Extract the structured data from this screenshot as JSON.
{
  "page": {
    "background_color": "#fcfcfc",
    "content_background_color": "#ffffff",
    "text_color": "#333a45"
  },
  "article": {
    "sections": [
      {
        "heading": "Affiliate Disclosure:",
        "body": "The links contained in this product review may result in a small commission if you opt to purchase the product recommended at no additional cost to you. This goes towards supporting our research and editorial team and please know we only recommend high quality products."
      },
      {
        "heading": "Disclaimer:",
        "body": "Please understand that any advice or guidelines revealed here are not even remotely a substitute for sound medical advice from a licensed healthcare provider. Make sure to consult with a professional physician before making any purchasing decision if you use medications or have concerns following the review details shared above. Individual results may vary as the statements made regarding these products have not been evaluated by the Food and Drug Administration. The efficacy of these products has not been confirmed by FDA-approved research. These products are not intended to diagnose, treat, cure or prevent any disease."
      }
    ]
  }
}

▶ _YOUR GOAL_: Find each line holding the word "this" and copy it.

▶ _EXERCISE ANSWER_:
Extract the structured data from this screenshot as JSON.
        "body": "The links contained in this product review may result in a small commission if you opt to purchase the product recommended at no additional cost to you. This goes towards supporting our research and editorial team and please know we only recommend high quality products."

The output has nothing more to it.